◆ **Aim**:
Extract the whole listing as it stands. Do not include the pictures.

(Extracts from a graphics dataset)
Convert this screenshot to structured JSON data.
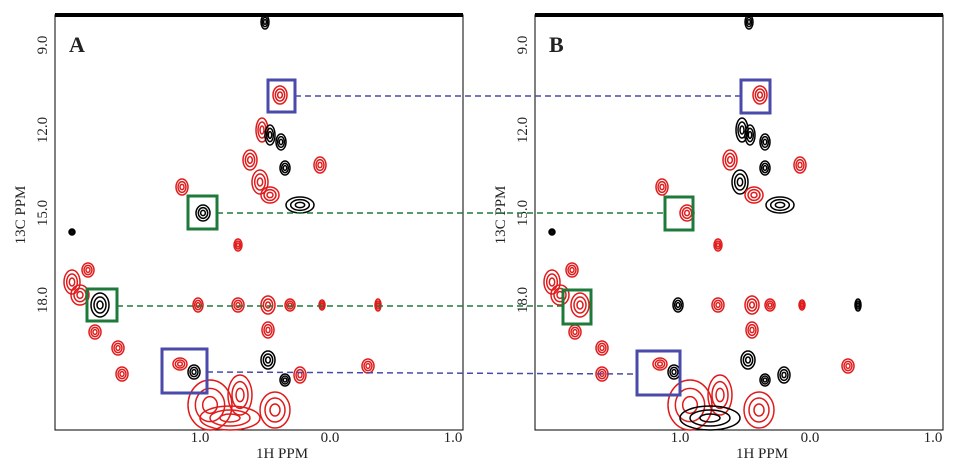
{
  "panels": [
    {
      "label": "A",
      "y_axis_label": "13C PPM",
      "x_axis_label": "1H PPM",
      "y_ticks": [
        "9.0",
        "12.0",
        "15.0",
        "18.0"
      ],
      "x_ticks": [
        "1.0",
        "0.0",
        "1.0"
      ]
    },
    {
      "label": "B",
      "y_axis_label": "13C PPM",
      "x_axis_label": "1H PPM",
      "y_ticks": [
        "9.0",
        "12.0",
        "15.0",
        "18.0"
      ],
      "x_ticks": [
        "1.0",
        "0.0",
        "1.0"
      ]
    }
  ]
}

◆ **Answer in full**:
Convert this screenshot to structured JSON data.
{
  "panels": [
    {
      "label": "A",
      "y_axis_label": "13C PPM",
      "x_axis_label": "1H PPM",
      "y_ticks": [
        "9.0",
        "12.0",
        "15.0",
        "18.0"
      ],
      "x_ticks": [
        "1.0",
        "0.0",
        "1.0"
      ]
    },
    {
      "label": "B",
      "y_axis_label": "13C PPM",
      "x_axis_label": "1H PPM",
      "y_ticks": [
        "9.0",
        "12.0",
        "15.0",
        "18.0"
      ],
      "x_ticks": [
        "1.0",
        "0.0",
        "1.0"
      ]
    }
  ]
}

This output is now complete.